_Task:_
Look for the string "vulns" and copy every line that has it.
+ + + +
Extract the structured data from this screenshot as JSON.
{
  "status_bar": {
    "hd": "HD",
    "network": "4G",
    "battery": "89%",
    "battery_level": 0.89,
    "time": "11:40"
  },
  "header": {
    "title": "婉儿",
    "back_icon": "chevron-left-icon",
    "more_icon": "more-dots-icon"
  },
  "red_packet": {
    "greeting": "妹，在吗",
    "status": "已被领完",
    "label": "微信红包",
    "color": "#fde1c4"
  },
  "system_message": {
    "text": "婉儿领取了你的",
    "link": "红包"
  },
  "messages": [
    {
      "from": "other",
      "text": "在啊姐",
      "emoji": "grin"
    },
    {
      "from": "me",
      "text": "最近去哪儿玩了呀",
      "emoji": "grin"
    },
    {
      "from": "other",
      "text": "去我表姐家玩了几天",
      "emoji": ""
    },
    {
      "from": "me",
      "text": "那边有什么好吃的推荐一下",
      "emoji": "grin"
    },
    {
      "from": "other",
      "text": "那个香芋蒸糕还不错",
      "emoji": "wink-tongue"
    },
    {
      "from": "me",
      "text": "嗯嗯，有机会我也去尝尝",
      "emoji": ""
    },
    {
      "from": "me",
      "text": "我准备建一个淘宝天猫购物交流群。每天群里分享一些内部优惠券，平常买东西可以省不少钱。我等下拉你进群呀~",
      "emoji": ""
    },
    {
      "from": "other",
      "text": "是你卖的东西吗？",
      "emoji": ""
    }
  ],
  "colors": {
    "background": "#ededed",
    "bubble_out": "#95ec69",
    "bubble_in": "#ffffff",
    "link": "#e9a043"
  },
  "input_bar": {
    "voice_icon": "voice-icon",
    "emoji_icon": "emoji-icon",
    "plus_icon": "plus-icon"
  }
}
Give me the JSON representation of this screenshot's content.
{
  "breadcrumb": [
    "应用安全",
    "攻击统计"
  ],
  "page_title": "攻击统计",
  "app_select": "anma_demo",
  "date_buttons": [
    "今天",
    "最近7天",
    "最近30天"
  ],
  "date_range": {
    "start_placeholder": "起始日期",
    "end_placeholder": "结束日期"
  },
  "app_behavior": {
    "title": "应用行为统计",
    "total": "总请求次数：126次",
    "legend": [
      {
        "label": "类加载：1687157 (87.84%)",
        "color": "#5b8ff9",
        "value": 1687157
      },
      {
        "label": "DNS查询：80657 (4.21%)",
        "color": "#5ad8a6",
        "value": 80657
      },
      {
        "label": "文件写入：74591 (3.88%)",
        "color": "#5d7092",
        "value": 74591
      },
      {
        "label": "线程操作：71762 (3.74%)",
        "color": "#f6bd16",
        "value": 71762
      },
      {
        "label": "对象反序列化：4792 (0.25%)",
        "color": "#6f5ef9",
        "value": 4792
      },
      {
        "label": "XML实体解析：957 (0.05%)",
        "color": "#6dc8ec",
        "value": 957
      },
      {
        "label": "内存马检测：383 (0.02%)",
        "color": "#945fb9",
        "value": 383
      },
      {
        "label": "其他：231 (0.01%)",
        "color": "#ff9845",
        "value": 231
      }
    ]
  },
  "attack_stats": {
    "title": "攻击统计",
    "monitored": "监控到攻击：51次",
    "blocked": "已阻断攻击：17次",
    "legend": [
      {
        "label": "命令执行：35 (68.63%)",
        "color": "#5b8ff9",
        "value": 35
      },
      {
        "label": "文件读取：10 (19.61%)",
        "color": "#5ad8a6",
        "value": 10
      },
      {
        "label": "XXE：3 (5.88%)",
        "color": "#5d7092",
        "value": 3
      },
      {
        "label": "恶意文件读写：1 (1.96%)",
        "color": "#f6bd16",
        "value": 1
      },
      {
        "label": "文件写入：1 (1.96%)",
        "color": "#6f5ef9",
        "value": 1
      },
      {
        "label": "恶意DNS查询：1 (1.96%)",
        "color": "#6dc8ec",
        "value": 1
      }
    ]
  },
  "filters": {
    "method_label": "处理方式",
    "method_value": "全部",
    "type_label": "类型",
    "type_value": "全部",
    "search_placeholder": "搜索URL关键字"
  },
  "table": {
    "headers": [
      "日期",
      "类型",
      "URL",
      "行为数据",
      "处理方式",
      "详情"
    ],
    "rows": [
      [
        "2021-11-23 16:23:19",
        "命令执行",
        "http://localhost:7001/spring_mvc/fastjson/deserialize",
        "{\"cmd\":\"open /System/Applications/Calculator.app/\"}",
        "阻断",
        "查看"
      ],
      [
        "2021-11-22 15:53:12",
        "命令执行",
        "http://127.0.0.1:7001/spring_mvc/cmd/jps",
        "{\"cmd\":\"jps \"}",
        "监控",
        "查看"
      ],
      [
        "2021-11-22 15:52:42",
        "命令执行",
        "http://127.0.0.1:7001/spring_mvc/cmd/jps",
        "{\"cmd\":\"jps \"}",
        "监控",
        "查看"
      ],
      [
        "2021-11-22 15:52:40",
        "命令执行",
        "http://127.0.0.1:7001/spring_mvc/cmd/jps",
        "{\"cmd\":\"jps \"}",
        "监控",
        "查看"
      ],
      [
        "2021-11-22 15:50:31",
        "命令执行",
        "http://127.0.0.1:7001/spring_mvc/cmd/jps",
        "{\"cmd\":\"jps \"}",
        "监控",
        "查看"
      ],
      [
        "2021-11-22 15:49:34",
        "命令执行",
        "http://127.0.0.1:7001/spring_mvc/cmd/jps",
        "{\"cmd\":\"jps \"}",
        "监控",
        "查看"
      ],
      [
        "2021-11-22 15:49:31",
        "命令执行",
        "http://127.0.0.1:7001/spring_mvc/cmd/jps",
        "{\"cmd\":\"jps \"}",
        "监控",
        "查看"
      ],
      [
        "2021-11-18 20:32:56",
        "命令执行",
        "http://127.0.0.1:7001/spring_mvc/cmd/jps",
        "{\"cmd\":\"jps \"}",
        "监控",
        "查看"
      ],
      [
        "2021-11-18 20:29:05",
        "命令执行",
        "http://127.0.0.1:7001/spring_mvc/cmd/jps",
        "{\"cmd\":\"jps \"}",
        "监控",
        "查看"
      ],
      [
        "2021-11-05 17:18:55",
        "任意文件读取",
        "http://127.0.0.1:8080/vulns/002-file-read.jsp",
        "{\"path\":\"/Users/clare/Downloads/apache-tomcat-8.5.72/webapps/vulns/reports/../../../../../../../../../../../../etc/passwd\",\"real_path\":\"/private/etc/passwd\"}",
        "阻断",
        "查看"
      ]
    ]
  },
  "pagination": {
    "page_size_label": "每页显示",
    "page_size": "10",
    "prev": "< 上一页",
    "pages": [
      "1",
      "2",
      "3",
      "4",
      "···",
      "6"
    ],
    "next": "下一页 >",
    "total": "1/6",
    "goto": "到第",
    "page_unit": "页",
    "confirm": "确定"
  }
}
+ + + +
_Task response:_
        "http://127.0.0.1:8080/vulns/002-file-read.jsp",
        "{\"path\":\"/Users/clare/Downloads/apache-tomcat-8.5.72/webapps/vulns/reports/../../../../../../../../../../../../etc/passwd\",\"real_path\":\"/private/etc/passwd\"}",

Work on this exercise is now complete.